**YOUR INSTRUCTIONS**: Below are some entries. Output each one exactly as it appears.

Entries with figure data
--- Begin ---
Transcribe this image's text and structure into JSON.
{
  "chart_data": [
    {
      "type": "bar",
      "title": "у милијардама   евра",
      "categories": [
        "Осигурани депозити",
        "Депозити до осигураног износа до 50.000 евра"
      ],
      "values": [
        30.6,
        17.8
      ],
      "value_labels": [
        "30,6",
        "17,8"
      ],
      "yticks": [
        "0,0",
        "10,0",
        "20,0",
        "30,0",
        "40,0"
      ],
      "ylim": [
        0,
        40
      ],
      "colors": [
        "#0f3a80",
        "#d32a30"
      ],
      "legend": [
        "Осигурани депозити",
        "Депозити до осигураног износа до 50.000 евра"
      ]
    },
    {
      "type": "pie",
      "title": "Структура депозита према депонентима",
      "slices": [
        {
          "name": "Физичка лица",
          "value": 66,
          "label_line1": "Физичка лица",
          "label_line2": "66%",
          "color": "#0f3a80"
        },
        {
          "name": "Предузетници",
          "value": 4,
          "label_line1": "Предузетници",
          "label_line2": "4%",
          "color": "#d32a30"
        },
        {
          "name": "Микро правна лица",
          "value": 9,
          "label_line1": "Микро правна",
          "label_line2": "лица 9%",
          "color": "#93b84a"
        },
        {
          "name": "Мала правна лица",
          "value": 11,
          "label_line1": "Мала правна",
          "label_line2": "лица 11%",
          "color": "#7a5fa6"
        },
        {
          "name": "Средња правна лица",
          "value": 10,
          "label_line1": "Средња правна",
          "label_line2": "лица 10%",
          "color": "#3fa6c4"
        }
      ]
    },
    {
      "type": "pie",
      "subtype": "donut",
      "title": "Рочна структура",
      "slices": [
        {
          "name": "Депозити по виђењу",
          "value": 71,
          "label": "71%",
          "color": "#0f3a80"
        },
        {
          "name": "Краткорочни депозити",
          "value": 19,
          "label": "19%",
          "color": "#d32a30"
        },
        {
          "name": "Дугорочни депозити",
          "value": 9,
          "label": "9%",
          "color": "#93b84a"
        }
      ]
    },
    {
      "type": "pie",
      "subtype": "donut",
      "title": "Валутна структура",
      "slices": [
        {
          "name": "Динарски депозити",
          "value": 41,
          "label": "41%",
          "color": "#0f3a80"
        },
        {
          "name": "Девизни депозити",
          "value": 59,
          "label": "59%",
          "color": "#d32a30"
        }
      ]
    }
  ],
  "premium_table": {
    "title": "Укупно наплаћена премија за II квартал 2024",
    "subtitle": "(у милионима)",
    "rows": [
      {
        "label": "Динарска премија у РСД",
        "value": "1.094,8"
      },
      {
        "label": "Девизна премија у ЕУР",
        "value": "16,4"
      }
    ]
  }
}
--- End ---
**SOLUTION FOR THIS EXERCISE**:
Transcribe this image's text and structure into JSON.
{
  "chart_data": [
    {
      "type": "bar",
      "title": "у милијардама   евра",
      "categories": [
        "Осигурани депозити",
        "Депозити до осигураног износа до 50.000 евра"
      ],
      "values": [
        30.6,
        17.8
      ],
      "value_labels": [
        "30,6",
        "17,8"
      ],
      "yticks": [
        "0,0",
        "10,0",
        "20,0",
        "30,0",
        "40,0"
      ],
      "ylim": [
        0,
        40
      ],
      "colors": [
        "#0f3a80",
        "#d32a30"
      ],
      "legend": [
        "Осигурани депозити",
        "Депозити до осигураног износа до 50.000 евра"
      ]
    },
    {
      "type": "pie",
      "title": "Структура депозита према депонентима",
      "slices": [
        {
          "name": "Физичка лица",
          "value": 66,
          "label_line1": "Физичка лица",
          "label_line2": "66%",
          "color": "#0f3a80"
        },
        {
          "name": "Предузетници",
          "value": 4,
          "label_line1": "Предузетници",
          "label_line2": "4%",
          "color": "#d32a30"
        },
        {
          "name": "Микро правна лица",
          "value": 9,
          "label_line1": "Микро правна",
          "label_line2": "лица 9%",
          "color": "#93b84a"
        },
        {
          "name": "Мала правна лица",
          "value": 11,
          "label_line1": "Мала правна",
          "label_line2": "лица 11%",
          "color": "#7a5fa6"
        },
        {
          "name": "Средња правна лица",
          "value": 10,
          "label_line1": "Средња правна",
          "label_line2": "лица 10%",
          "color": "#3fa6c4"
        }
      ]
    },
    {
      "type": "pie",
      "subtype": "donut",
      "title": "Рочна структура",
      "slices": [
        {
          "name": "Депозити по виђењу",
          "value": 71,
          "label": "71%",
          "color": "#0f3a80"
        },
        {
          "name": "Краткорочни депозити",
          "value": 19,
          "label": "19%",
          "color": "#d32a30"
        },
        {
          "name": "Дугорочни депозити",
          "value": 9,
          "label": "9%",
          "color": "#93b84a"
        }
      ]
    },
    {
      "type": "pie",
      "subtype": "donut",
      "title": "Валутна структура",
      "slices": [
        {
          "name": "Динарски депозити",
          "value": 41,
          "label": "41%",
          "color": "#0f3a80"
        },
        {
          "name": "Девизни депозити",
          "value": 59,
          "label": "59%",
          "color": "#d32a30"
        }
      ]
    }
  ],
  "premium_table": {
    "title": "Укупно наплаћена премија за II квартал 2024",
    "subtitle": "(у милионима)",
    "rows": [
      {
        "label": "Динарска премија у РСД",
        "value": "1.094,8"
      },
      {
        "label": "Девизна премија у ЕУР",
        "value": "16,4"
      }
    ]
  }
}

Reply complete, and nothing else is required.